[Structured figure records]
========================================

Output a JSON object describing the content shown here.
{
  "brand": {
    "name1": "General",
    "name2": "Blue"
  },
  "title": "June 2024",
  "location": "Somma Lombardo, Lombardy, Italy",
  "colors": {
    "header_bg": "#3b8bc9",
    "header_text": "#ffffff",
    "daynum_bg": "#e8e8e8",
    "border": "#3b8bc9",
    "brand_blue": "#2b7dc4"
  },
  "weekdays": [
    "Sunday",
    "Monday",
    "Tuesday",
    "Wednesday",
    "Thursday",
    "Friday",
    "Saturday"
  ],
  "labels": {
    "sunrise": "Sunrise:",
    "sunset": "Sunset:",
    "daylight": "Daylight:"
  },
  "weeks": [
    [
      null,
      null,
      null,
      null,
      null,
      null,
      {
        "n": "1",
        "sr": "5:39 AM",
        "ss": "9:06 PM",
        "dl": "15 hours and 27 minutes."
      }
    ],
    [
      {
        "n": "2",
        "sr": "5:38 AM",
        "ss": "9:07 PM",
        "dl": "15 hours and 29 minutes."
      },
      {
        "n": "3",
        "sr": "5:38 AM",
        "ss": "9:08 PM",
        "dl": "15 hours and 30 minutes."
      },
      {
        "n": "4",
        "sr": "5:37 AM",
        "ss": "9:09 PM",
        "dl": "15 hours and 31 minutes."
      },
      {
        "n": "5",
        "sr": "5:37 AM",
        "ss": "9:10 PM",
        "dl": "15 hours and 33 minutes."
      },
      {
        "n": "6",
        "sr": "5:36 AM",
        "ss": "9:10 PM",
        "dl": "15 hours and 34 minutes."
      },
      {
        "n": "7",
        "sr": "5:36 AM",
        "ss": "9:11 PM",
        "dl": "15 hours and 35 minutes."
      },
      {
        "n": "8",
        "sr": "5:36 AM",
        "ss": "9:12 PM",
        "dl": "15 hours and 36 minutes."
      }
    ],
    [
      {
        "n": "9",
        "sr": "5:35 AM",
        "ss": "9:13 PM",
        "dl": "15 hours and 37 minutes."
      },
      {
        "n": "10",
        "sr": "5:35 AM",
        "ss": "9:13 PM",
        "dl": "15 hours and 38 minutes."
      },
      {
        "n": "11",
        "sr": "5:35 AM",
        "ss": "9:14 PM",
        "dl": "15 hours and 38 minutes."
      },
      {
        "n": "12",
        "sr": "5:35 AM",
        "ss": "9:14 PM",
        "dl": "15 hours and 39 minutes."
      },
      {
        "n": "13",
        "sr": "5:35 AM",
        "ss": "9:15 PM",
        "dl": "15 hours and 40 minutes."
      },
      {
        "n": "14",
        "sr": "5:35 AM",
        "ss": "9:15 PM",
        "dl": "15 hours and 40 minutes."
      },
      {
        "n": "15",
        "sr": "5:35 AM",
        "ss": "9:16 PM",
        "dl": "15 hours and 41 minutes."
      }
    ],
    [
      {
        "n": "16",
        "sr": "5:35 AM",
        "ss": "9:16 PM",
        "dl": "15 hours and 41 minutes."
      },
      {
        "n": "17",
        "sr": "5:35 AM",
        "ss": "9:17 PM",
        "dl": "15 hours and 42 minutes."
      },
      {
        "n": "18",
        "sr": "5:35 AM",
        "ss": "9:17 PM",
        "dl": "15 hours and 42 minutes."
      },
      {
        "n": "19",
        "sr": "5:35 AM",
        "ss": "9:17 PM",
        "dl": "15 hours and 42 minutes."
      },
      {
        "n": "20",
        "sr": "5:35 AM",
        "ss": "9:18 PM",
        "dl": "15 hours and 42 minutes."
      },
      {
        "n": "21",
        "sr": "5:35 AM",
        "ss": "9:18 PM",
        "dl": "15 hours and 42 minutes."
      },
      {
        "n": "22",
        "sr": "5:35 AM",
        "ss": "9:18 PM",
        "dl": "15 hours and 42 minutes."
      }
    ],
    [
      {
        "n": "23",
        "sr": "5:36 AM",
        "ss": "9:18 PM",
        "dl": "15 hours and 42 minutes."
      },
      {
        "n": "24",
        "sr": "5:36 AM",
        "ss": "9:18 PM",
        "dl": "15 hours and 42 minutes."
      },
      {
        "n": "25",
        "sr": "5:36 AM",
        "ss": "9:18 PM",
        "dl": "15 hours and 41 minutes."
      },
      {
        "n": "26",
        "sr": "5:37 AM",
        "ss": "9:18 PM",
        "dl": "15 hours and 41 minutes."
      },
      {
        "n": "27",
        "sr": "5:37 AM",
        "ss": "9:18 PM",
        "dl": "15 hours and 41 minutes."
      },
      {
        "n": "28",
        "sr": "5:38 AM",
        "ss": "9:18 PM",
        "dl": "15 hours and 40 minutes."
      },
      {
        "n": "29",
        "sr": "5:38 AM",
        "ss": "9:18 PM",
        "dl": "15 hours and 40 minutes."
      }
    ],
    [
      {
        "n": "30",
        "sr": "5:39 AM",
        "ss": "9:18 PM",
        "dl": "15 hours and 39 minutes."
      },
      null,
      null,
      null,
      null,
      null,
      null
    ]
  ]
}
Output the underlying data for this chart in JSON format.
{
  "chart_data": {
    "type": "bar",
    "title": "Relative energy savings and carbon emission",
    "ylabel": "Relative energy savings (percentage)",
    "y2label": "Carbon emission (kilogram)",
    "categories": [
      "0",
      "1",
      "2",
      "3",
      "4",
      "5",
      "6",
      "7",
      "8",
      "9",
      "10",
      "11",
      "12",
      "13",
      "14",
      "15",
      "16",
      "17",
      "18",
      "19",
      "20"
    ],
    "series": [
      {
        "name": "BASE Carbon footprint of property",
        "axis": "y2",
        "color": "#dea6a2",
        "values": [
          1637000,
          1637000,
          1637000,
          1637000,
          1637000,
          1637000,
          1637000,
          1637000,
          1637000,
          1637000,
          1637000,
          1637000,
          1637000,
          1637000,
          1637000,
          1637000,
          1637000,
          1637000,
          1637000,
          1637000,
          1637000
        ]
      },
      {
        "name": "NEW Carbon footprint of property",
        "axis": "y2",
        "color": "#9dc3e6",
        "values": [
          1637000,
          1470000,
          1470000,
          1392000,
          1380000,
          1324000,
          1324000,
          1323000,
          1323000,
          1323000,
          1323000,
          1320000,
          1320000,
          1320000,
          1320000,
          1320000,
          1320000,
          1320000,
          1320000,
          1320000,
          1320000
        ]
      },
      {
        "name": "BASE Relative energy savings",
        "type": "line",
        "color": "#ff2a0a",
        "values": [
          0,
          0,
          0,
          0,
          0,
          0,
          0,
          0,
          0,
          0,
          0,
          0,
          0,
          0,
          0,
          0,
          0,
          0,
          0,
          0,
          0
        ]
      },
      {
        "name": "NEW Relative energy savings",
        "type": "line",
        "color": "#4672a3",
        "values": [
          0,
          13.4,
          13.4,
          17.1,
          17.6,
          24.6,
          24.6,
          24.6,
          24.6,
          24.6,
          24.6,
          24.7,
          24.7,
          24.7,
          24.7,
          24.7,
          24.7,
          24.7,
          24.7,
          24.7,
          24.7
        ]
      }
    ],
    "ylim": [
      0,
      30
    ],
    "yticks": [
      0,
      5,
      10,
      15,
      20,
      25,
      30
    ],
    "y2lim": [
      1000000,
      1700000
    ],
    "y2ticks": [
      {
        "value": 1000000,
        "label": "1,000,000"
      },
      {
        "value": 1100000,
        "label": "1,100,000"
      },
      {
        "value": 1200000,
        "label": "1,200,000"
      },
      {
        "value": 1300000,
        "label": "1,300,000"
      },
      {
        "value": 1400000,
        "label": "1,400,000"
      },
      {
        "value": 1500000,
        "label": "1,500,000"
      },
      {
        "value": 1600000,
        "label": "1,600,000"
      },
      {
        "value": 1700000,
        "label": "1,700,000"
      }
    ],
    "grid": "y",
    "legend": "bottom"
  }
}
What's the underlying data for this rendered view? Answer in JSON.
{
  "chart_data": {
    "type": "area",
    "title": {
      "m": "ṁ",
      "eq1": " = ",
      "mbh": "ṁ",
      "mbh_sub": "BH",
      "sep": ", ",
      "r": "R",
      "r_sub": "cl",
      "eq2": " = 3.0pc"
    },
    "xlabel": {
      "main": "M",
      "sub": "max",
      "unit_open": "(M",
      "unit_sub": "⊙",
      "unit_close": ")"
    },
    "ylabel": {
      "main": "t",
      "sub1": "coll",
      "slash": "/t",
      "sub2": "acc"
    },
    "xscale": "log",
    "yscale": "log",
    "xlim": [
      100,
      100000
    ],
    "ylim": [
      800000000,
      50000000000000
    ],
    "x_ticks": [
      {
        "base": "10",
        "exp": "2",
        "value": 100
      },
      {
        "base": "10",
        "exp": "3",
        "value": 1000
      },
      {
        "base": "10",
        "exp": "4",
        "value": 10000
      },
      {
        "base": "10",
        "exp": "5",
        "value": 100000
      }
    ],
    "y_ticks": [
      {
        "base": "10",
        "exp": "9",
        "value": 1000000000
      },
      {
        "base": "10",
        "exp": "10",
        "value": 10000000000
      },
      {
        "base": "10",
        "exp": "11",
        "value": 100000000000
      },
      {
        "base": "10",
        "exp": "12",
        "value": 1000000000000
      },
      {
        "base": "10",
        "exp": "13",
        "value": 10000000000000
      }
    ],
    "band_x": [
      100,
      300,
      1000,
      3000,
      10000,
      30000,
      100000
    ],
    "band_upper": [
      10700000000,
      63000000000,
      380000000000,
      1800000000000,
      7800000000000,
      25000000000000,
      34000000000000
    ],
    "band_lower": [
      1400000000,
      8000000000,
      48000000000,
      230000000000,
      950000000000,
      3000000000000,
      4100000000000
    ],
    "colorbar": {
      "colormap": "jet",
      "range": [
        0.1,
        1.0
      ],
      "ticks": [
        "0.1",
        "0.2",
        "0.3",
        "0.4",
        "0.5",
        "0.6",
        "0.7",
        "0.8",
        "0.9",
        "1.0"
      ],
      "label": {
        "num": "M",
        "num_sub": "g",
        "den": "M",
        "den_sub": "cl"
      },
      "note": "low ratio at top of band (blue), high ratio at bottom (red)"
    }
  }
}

========================================

» WHAT IS NEEDED:
Report how many lines of the entries hold the word "energy". Nothing else is needed.

» RESPONSE TO THE TASK:
4